* _Exercise_:
Copy out every record below with complete accuracy.

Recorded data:
======
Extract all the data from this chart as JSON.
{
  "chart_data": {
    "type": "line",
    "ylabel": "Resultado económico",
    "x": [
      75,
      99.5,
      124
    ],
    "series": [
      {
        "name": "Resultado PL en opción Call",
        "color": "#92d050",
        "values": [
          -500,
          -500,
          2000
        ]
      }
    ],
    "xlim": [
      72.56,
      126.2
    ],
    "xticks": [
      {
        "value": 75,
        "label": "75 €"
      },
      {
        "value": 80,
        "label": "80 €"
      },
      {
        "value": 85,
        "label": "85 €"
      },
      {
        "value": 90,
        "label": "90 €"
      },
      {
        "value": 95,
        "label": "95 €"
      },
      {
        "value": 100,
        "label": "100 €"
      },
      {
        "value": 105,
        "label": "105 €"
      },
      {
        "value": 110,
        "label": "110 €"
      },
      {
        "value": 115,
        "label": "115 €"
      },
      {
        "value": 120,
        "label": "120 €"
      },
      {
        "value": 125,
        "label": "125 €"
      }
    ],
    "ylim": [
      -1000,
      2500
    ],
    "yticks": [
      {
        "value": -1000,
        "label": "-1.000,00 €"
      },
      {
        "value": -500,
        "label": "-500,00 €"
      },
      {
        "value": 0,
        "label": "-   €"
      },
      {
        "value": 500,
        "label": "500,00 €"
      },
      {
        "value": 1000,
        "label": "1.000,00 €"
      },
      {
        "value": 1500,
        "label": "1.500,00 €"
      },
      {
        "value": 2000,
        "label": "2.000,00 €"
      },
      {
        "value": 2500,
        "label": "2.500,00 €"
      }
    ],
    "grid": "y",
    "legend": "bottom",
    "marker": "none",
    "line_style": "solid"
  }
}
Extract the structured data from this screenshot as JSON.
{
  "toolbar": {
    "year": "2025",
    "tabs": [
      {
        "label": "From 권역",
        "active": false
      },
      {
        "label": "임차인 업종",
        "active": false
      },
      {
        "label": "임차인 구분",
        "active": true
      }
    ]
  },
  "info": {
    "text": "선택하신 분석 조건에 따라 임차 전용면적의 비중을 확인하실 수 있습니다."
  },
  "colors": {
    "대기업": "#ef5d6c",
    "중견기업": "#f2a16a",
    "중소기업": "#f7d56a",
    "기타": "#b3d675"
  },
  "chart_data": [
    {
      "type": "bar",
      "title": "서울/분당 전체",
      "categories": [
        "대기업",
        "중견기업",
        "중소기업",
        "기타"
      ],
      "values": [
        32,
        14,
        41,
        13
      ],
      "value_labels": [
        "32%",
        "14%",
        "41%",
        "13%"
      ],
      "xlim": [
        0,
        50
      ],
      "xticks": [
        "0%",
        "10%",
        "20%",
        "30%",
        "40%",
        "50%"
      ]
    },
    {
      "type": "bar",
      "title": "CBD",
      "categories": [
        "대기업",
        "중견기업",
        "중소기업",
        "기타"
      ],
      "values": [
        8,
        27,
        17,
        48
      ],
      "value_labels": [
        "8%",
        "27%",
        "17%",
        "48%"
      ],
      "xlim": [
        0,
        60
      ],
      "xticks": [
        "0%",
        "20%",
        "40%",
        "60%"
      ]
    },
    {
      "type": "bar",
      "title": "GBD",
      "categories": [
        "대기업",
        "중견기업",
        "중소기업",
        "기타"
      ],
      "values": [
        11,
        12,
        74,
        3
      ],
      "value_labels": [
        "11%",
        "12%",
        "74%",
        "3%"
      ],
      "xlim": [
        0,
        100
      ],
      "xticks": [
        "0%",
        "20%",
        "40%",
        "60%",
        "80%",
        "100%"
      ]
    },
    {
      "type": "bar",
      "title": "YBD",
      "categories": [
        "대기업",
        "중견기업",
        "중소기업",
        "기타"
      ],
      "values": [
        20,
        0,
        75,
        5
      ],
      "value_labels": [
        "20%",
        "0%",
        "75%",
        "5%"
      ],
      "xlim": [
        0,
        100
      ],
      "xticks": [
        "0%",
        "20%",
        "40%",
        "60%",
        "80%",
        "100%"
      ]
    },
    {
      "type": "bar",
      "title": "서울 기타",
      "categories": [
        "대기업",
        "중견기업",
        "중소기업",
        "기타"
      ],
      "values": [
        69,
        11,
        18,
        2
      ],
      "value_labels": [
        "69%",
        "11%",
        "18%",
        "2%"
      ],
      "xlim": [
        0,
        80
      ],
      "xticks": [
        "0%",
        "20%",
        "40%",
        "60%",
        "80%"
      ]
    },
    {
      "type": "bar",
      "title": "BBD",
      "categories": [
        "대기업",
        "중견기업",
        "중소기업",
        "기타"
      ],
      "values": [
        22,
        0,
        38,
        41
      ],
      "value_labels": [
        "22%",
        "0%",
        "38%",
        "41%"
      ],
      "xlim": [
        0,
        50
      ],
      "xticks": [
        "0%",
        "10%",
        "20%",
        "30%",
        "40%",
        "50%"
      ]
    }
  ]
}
======
* _Answer for this exercise_:
Extract all the data from this chart as JSON.
{
  "chart_data": {
    "type": "line",
    "ylabel": "Resultado económico",
    "x": [
      75,
      99.5,
      124
    ],
    "series": [
      {
        "name": "Resultado PL en opción Call",
        "color": "#92d050",
        "values": [
          -500,
          -500,
          2000
        ]
      }
    ],
    "xlim": [
      72.56,
      126.2
    ],
    "xticks": [
      {
        "value": 75,
        "label": "75 €"
      },
      {
        "value": 80,
        "label": "80 €"
      },
      {
        "value": 85,
        "label": "85 €"
      },
      {
        "value": 90,
        "label": "90 €"
      },
      {
        "value": 95,
        "label": "95 €"
      },
      {
        "value": 100,
        "label": "100 €"
      },
      {
        "value": 105,
        "label": "105 €"
      },
      {
        "value": 110,
        "label": "110 €"
      },
      {
        "value": 115,
        "label": "115 €"
      },
      {
        "value": 120,
        "label": "120 €"
      },
      {
        "value": 125,
        "label": "125 €"
      }
    ],
    "ylim": [
      -1000,
      2500
    ],
    "yticks": [
      {
        "value": -1000,
        "label": "-1.000,00 €"
      },
      {
        "value": -500,
        "label": "-500,00 €"
      },
      {
        "value": 0,
        "label": "-   €"
      },
      {
        "value": 500,
        "label": "500,00 €"
      },
      {
        "value": 1000,
        "label": "1.000,00 €"
      },
      {
        "value": 1500,
        "label": "1.500,00 €"
      },
      {
        "value": 2000,
        "label": "2.000,00 €"
      },
      {
        "value": 2500,
        "label": "2.500,00 €"
      }
    ],
    "grid": "y",
    "legend": "bottom",
    "marker": "none",
    "line_style": "solid"
  }
}
Extract the structured data from this screenshot as JSON.
{
  "toolbar": {
    "year": "2025",
    "tabs": [
      {
        "label": "From 권역",
        "active": false
      },
      {
        "label": "임차인 업종",
        "active": false
      },
      {
        "label": "임차인 구분",
        "active": true
      }
    ]
  },
  "info": {
    "text": "선택하신 분석 조건에 따라 임차 전용면적의 비중을 확인하실 수 있습니다."
  },
  "colors": {
    "대기업": "#ef5d6c",
    "중견기업": "#f2a16a",
    "중소기업": "#f7d56a",
    "기타": "#b3d675"
  },
  "chart_data": [
    {
      "type": "bar",
      "title": "서울/분당 전체",
      "categories": [
        "대기업",
        "중견기업",
        "중소기업",
        "기타"
      ],
      "values": [
        32,
        14,
        41,
        13
      ],
      "value_labels": [
        "32%",
        "14%",
        "41%",
        "13%"
      ],
      "xlim": [
        0,
        50
      ],
      "xticks": [
        "0%",
        "10%",
        "20%",
        "30%",
        "40%",
        "50%"
      ]
    },
    {
      "type": "bar",
      "title": "CBD",
      "categories": [
        "대기업",
        "중견기업",
        "중소기업",
        "기타"
      ],
      "values": [
        8,
        27,
        17,
        48
      ],
      "value_labels": [
        "8%",
        "27%",
        "17%",
        "48%"
      ],
      "xlim": [
        0,
        60
      ],
      "xticks": [
        "0%",
        "20%",
        "40%",
        "60%"
      ]
    },
    {
      "type": "bar",
      "title": "GBD",
      "categories": [
        "대기업",
        "중견기업",
        "중소기업",
        "기타"
      ],
      "values": [
        11,
        12,
        74,
        3
      ],
      "value_labels": [
        "11%",
        "12%",
        "74%",
        "3%"
      ],
      "xlim": [
        0,
        100
      ],
      "xticks": [
        "0%",
        "20%",
        "40%",
        "60%",
        "80%",
        "100%"
      ]
    },
    {
      "type": "bar",
      "title": "YBD",
      "categories": [
        "대기업",
        "중견기업",
        "중소기업",
        "기타"
      ],
      "values": [
        20,
        0,
        75,
        5
      ],
      "value_labels": [
        "20%",
        "0%",
        "75%",
        "5%"
      ],
      "xlim": [
        0,
        100
      ],
      "xticks": [
        "0%",
        "20%",
        "40%",
        "60%",
        "80%",
        "100%"
      ]
    },
    {
      "type": "bar",
      "title": "서울 기타",
      "categories": [
        "대기업",
        "중견기업",
        "중소기업",
        "기타"
      ],
      "values": [
        69,
        11,
        18,
        2
      ],
      "value_labels": [
        "69%",
        "11%",
        "18%",
        "2%"
      ],
      "xlim": [
        0,
        80
      ],
      "xticks": [
        "0%",
        "20%",
        "40%",
        "60%",
        "80%"
      ]
    },
    {
      "type": "bar",
      "title": "BBD",
      "categories": [
        "대기업",
        "중견기업",
        "중소기업",
        "기타"
      ],
      "values": [
        22,
        0,
        38,
        41
      ],
      "value_labels": [
        "22%",
        "0%",
        "38%",
        "41%"
      ],
      "xlim": [
        0,
        50
      ],
      "xticks": [
        "0%",
        "10%",
        "20%",
        "30%",
        "40%",
        "50%"
      ]
    }
  ]
}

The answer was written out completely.